(Work required) Please report every line from the material that contains the word "header".

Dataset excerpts
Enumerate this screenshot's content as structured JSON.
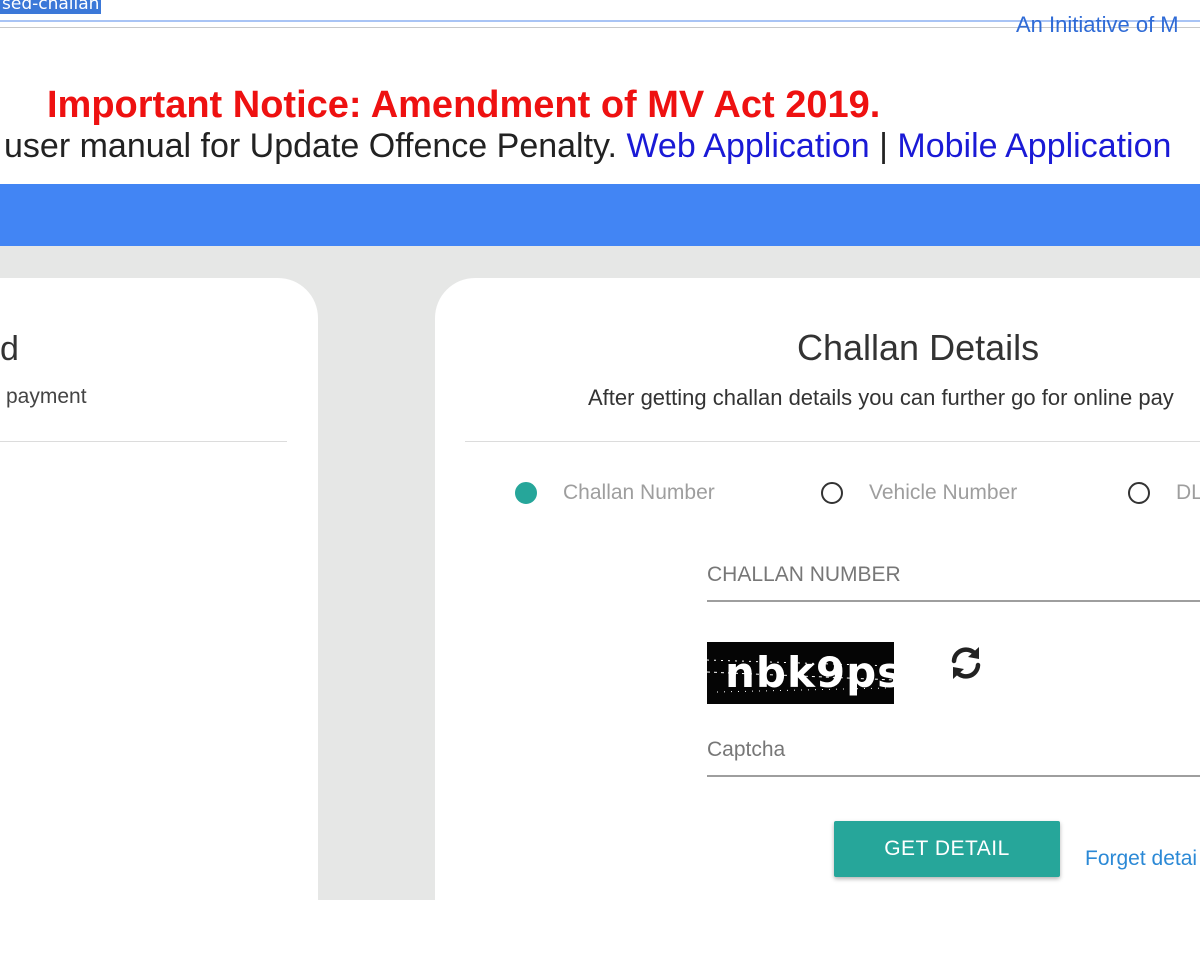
{
  "browser": {
    "url_fragment": "sed-challan"
  },
  "header": {
    "initiative": "An Initiative of M",
    "notice": "Important Notice: Amendment of MV Act 2019.",
    "manual_text": "user manual for Update Offence Penalty. ",
    "web_link": "Web Application",
    "separator": " | ",
    "mobile_link": "Mobile Application"
  },
  "left_card": {
    "title": "d",
    "subtitle": "payment"
  },
  "challan_card": {
    "title": "Challan Details",
    "subtitle": "After getting challan details you can further go for online pay",
    "search_options": [
      {
        "label": "Challan Number",
        "checked": true
      },
      {
        "label": "Vehicle Number",
        "checked": false
      },
      {
        "label": "DL",
        "checked": false
      }
    ],
    "challan_field": {
      "placeholder": "CHALLAN NUMBER",
      "value": ""
    },
    "captcha_text": "nbk9ps",
    "captcha_field": {
      "placeholder": "Captcha",
      "value": ""
    },
    "submit_label": "GET DETAIL",
    "forgot_link": "Forget detai"
  },
  "colors": {
    "accent_teal": "#26a69a",
    "blue_bar": "#4285f4",
    "notice_red": "#ee1111",
    "link_blue": "#1a1ad6"
  }
}
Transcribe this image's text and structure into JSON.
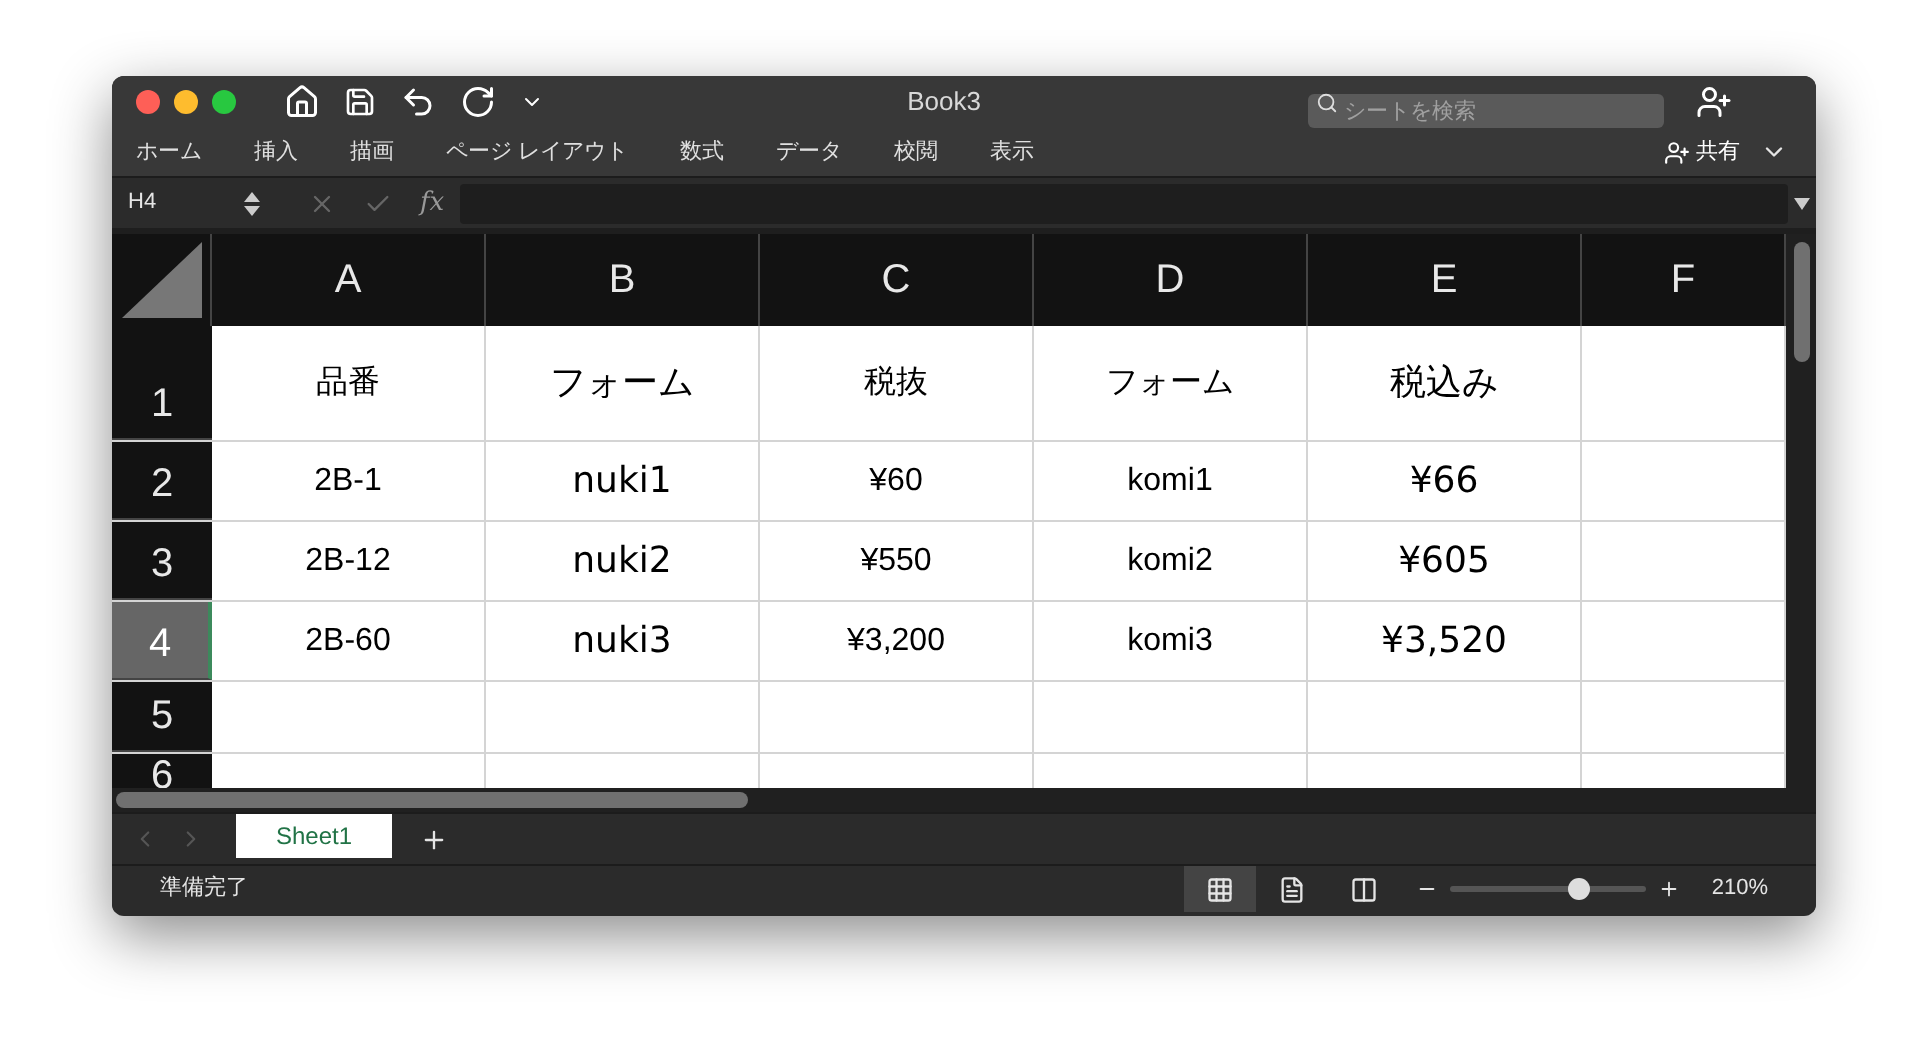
{
  "window": {
    "title": "Book3"
  },
  "search": {
    "placeholder": "シートを検索"
  },
  "ribbon_tabs": [
    {
      "label": "ホーム",
      "selected": false
    },
    {
      "label": "挿入",
      "selected": false
    },
    {
      "label": "描画",
      "selected": false
    },
    {
      "label": "ページ レイアウト",
      "selected": false
    },
    {
      "label": "数式",
      "selected": false
    },
    {
      "label": "データ",
      "selected": false
    },
    {
      "label": "校閲",
      "selected": false
    },
    {
      "label": "表示",
      "selected": false
    }
  ],
  "share": {
    "label": "共有"
  },
  "formula_bar": {
    "name_box": "H4",
    "formula_symbol": "fx"
  },
  "sheet": {
    "columns": [
      {
        "label": "A",
        "selected": false
      },
      {
        "label": "B",
        "selected": false
      },
      {
        "label": "C",
        "selected": false
      },
      {
        "label": "D",
        "selected": false
      },
      {
        "label": "E",
        "selected": false
      },
      {
        "label": "F",
        "selected": false
      }
    ],
    "rows": [
      {
        "header": "1",
        "selected": false,
        "cells": [
          "品番",
          "フォーム",
          "税抜",
          "フォーム",
          "税込み"
        ]
      },
      {
        "header": "2",
        "selected": false,
        "cells": [
          "2B-1",
          "nuki1",
          "¥60",
          "komi1",
          "¥66"
        ]
      },
      {
        "header": "3",
        "selected": false,
        "cells": [
          "2B-12",
          "nuki2",
          "¥550",
          "komi2",
          "¥605"
        ]
      },
      {
        "header": "4",
        "selected": true,
        "cells": [
          "2B-60",
          "nuki3",
          "¥3,200",
          "komi3",
          "¥3,520"
        ]
      },
      {
        "header": "5",
        "selected": false,
        "cells": []
      },
      {
        "header": "6",
        "selected": false,
        "cells": []
      }
    ]
  },
  "sheet_tabs": [
    {
      "label": "Sheet1",
      "selected": true
    }
  ],
  "status_bar": {
    "status": "準備完了",
    "views": [
      {
        "kind": "normal",
        "selected": true
      },
      {
        "kind": "page_layout",
        "selected": false
      },
      {
        "kind": "page_break",
        "selected": false
      }
    ],
    "zoom": {
      "level": 0.65,
      "reading": "210%"
    }
  }
}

(Written reply)
  "header": {
        "header": "1",
        "header": "2",
        "header": "3",
        "header": "4",
        "header": "5",
        "header": "6",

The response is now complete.